[Figure record listings]
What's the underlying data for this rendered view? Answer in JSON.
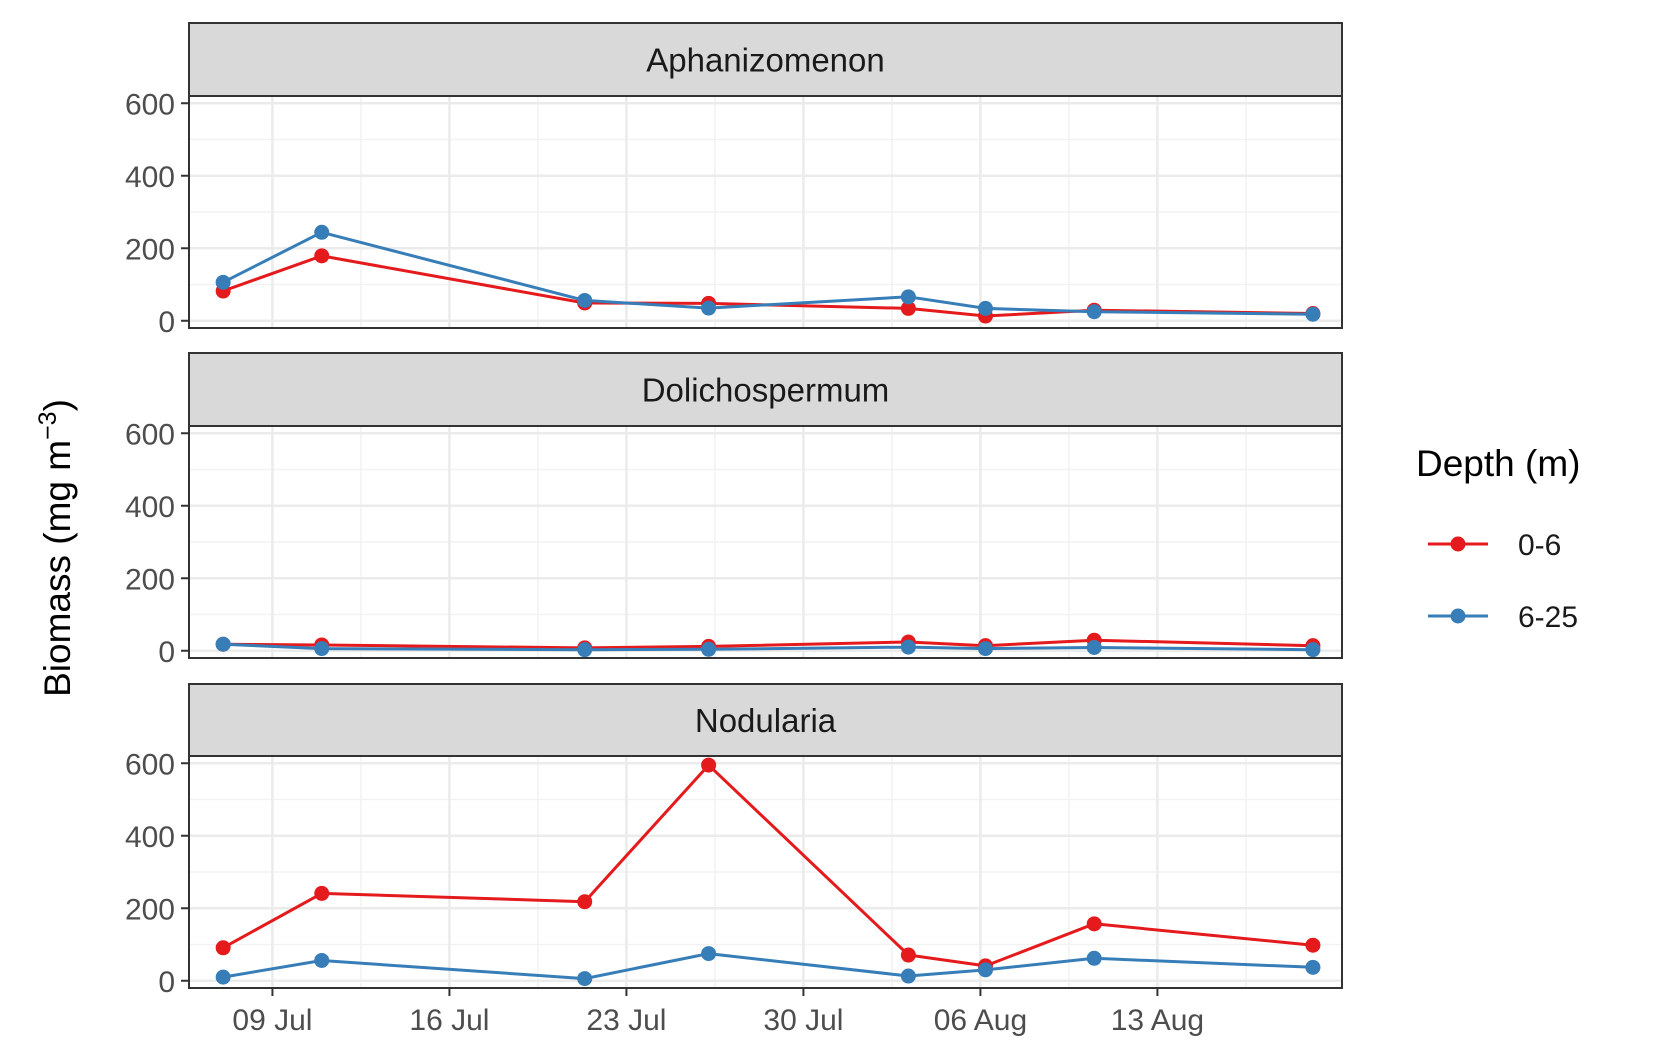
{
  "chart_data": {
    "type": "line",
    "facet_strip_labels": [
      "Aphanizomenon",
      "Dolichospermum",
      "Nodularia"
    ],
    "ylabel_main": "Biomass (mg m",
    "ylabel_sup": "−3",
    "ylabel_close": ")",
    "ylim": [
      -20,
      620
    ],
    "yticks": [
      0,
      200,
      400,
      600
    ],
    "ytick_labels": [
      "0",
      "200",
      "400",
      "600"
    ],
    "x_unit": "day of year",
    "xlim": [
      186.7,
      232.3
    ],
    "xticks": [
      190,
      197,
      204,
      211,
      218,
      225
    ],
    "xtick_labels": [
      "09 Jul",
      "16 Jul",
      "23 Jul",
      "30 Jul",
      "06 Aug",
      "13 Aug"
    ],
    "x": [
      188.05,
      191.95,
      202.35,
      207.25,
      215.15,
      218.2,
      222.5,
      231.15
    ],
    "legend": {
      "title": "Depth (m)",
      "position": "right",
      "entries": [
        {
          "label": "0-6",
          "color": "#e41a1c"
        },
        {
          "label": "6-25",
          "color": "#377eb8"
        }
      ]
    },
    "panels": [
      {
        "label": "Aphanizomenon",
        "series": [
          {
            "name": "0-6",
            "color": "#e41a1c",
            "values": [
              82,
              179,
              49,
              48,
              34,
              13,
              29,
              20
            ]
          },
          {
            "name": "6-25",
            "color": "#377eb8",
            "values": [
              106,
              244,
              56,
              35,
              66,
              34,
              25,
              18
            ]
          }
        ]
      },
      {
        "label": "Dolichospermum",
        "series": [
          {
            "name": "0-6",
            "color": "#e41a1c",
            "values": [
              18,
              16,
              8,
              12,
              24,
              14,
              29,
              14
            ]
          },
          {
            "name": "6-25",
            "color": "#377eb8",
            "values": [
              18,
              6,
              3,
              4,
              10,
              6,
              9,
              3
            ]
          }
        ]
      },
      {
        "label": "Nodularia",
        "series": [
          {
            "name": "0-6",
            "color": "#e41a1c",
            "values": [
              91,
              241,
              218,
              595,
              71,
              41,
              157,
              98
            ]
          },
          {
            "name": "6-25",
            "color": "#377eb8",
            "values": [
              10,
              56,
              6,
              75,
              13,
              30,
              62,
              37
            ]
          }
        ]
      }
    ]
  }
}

- **GIVEN PROBLEM**: Copy the listing over exactly, skipping the pictures it holds.

- **CORRECT RESPONSE**:
What's the underlying data for this rendered view? Answer in JSON.
{
  "chart_data": {
    "type": "line",
    "facet_strip_labels": [
      "Aphanizomenon",
      "Dolichospermum",
      "Nodularia"
    ],
    "ylabel_main": "Biomass (mg m",
    "ylabel_sup": "−3",
    "ylabel_close": ")",
    "ylim": [
      -20,
      620
    ],
    "yticks": [
      0,
      200,
      400,
      600
    ],
    "ytick_labels": [
      "0",
      "200",
      "400",
      "600"
    ],
    "x_unit": "day of year",
    "xlim": [
      186.7,
      232.3
    ],
    "xticks": [
      190,
      197,
      204,
      211,
      218,
      225
    ],
    "xtick_labels": [
      "09 Jul",
      "16 Jul",
      "23 Jul",
      "30 Jul",
      "06 Aug",
      "13 Aug"
    ],
    "x": [
      188.05,
      191.95,
      202.35,
      207.25,
      215.15,
      218.2,
      222.5,
      231.15
    ],
    "legend": {
      "title": "Depth (m)",
      "position": "right",
      "entries": [
        {
          "label": "0-6",
          "color": "#e41a1c"
        },
        {
          "label": "6-25",
          "color": "#377eb8"
        }
      ]
    },
    "panels": [
      {
        "label": "Aphanizomenon",
        "series": [
          {
            "name": "0-6",
            "color": "#e41a1c",
            "values": [
              82,
              179,
              49,
              48,
              34,
              13,
              29,
              20
            ]
          },
          {
            "name": "6-25",
            "color": "#377eb8",
            "values": [
              106,
              244,
              56,
              35,
              66,
              34,
              25,
              18
            ]
          }
        ]
      },
      {
        "label": "Dolichospermum",
        "series": [
          {
            "name": "0-6",
            "color": "#e41a1c",
            "values": [
              18,
              16,
              8,
              12,
              24,
              14,
              29,
              14
            ]
          },
          {
            "name": "6-25",
            "color": "#377eb8",
            "values": [
              18,
              6,
              3,
              4,
              10,
              6,
              9,
              3
            ]
          }
        ]
      },
      {
        "label": "Nodularia",
        "series": [
          {
            "name": "0-6",
            "color": "#e41a1c",
            "values": [
              91,
              241,
              218,
              595,
              71,
              41,
              157,
              98
            ]
          },
          {
            "name": "6-25",
            "color": "#377eb8",
            "values": [
              10,
              56,
              6,
              75,
              13,
              30,
              62,
              37
            ]
          }
        ]
      }
    ]
  }
}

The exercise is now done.